Return all of the entries word for word, but omit the pictures they contain.

━━━━━ Provided information ━━━━━

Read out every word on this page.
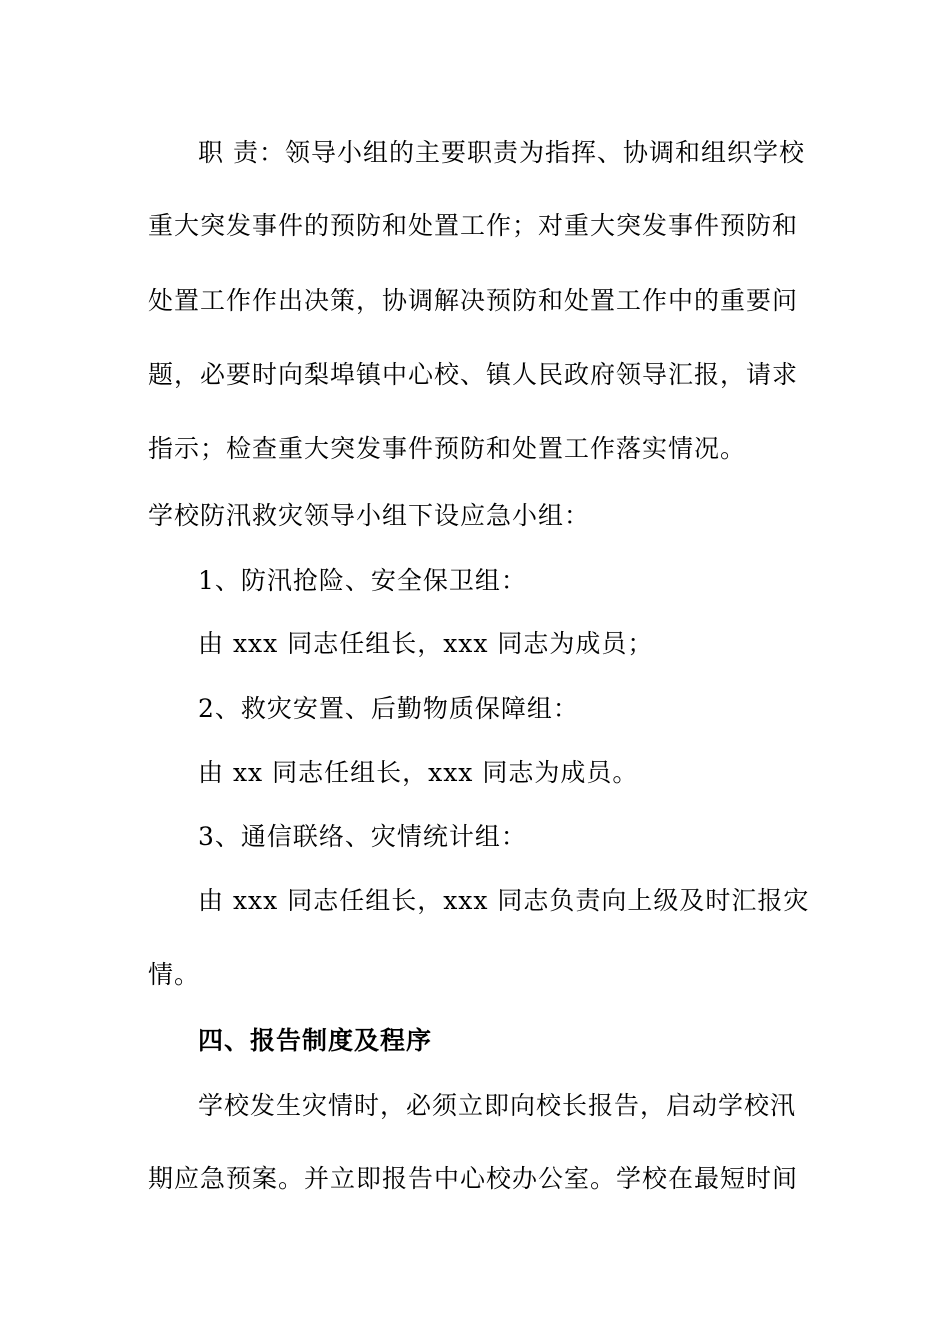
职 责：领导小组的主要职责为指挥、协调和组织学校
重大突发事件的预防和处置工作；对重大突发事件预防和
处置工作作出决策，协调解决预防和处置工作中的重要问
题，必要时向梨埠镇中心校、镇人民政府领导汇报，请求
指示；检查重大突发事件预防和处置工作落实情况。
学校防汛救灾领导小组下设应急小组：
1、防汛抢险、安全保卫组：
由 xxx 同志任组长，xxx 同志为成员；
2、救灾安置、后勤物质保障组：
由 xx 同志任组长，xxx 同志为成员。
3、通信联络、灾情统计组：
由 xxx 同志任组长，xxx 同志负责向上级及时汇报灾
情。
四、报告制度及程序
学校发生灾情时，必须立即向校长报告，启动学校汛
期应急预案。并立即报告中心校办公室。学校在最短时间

━━━━━

**Answer**
Read out every word on this page.
职 责：领导小组的主要职责为指挥、协调和组织学校
重大突发事件的预防和处置工作；对重大突发事件预防和
处置工作作出决策，协调解决预防和处置工作中的重要问
题，必要时向梨埠镇中心校、镇人民政府领导汇报，请求
指示；检查重大突发事件预防和处置工作落实情况。
学校防汛救灾领导小组下设应急小组：
1、防汛抢险、安全保卫组：
由 xxx 同志任组长，xxx 同志为成员；
2、救灾安置、后勤物质保障组：
由 xx 同志任组长，xxx 同志为成员。
3、通信联络、灾情统计组：
由 xxx 同志任组长，xxx 同志负责向上级及时汇报灾
情。
四、报告制度及程序
学校发生灾情时，必须立即向校长报告，启动学校汛
期应急预案。并立即报告中心校办公室。学校在最短时间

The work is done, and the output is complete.